◆ STORED ROWS
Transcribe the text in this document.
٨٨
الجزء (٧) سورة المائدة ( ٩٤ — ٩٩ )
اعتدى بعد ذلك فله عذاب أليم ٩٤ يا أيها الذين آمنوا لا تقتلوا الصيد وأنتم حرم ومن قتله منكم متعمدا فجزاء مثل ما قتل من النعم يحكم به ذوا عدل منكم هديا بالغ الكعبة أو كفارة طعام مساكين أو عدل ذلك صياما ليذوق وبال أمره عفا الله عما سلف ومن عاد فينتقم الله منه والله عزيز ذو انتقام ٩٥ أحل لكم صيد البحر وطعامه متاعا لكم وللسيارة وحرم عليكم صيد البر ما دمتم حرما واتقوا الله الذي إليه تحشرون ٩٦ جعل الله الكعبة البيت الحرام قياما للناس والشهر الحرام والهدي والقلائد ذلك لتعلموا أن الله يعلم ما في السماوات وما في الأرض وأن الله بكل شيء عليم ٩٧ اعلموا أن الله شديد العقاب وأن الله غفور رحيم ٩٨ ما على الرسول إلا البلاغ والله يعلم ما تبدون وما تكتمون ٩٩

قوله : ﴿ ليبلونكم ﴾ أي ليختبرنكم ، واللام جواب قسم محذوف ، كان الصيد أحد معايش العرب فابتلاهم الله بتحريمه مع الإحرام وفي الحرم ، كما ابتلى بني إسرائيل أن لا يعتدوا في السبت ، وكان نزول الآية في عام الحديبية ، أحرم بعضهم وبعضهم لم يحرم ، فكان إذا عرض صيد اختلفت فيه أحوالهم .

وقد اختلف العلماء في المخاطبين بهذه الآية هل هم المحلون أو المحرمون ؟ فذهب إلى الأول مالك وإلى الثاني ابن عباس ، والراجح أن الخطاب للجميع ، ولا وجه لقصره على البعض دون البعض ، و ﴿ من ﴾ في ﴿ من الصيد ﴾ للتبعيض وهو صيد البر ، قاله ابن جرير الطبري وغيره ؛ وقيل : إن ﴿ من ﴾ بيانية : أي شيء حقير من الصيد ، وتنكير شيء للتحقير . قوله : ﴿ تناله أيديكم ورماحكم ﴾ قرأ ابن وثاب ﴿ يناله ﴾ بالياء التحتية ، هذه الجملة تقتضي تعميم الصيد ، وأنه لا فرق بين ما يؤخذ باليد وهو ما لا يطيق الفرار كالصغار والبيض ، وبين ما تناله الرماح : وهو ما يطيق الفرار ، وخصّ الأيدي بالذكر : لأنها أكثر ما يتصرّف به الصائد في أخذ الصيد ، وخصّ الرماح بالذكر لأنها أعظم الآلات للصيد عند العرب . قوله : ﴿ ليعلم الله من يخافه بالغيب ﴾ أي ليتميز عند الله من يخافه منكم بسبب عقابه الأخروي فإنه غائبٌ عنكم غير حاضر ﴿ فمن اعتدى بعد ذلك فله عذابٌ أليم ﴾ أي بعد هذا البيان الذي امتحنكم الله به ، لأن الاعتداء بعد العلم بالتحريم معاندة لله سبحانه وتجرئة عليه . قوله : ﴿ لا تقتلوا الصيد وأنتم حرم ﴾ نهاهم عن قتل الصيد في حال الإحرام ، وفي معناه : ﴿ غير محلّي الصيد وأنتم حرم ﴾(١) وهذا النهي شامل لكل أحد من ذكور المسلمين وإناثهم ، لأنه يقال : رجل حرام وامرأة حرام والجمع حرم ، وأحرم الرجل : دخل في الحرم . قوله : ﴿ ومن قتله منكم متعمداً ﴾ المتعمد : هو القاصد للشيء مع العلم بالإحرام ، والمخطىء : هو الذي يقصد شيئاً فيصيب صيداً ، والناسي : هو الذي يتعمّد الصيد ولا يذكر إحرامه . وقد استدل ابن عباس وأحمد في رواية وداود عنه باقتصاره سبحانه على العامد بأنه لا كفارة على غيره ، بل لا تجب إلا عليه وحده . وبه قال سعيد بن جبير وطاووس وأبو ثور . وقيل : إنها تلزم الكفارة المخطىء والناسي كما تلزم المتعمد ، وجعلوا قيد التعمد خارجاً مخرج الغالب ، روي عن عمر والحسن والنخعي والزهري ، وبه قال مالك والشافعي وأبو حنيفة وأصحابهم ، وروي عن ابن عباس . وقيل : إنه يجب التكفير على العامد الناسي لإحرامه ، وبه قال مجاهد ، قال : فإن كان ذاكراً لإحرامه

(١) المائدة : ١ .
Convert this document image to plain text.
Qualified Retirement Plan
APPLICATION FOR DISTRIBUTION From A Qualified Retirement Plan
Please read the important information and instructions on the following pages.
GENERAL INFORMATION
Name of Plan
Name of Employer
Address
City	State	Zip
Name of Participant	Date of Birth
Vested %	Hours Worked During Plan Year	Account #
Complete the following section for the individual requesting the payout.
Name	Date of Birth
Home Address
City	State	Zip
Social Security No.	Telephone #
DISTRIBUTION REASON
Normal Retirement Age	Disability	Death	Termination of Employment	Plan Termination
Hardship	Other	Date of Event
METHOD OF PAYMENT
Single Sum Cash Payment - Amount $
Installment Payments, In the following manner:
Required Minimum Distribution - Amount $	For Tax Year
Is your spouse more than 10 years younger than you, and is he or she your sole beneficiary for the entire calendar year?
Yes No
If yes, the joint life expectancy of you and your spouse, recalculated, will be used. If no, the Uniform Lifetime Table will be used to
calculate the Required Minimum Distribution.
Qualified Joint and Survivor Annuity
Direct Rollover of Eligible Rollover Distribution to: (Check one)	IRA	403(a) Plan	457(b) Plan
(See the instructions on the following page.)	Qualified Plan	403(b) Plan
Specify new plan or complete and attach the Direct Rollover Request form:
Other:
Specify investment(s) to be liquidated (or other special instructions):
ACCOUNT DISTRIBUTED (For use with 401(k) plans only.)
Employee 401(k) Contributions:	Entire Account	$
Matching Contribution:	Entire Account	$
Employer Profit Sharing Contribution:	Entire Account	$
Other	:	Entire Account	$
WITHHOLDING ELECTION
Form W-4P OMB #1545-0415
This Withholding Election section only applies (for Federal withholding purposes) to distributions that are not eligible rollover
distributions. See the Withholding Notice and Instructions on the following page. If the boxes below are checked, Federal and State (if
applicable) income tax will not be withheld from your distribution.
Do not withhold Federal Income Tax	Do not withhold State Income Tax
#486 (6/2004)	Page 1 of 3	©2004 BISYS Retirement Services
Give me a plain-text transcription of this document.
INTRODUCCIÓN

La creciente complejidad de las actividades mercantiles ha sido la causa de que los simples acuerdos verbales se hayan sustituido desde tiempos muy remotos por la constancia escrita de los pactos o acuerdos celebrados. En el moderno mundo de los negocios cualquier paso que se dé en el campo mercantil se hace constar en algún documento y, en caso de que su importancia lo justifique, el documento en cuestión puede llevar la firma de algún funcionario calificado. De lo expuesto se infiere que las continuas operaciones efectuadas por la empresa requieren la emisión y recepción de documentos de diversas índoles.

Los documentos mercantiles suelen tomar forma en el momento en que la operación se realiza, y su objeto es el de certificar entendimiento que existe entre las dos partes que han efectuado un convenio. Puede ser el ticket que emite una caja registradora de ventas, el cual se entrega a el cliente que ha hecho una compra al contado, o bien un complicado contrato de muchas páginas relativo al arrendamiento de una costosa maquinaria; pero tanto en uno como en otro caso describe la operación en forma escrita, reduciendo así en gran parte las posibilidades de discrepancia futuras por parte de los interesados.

◆ INSTRUCTIONS TO FOLLOW
Pull every line containing "distributions" out of the records.

◆ RESPONSE TO THE EXERCISE
This Withholding Election section only applies (for Federal withholding purposes) to distributions that are not eligible rollover
distributions. See the Withholding Notice and Instructions on the following page. If the boxes below are checked, Federal and State (if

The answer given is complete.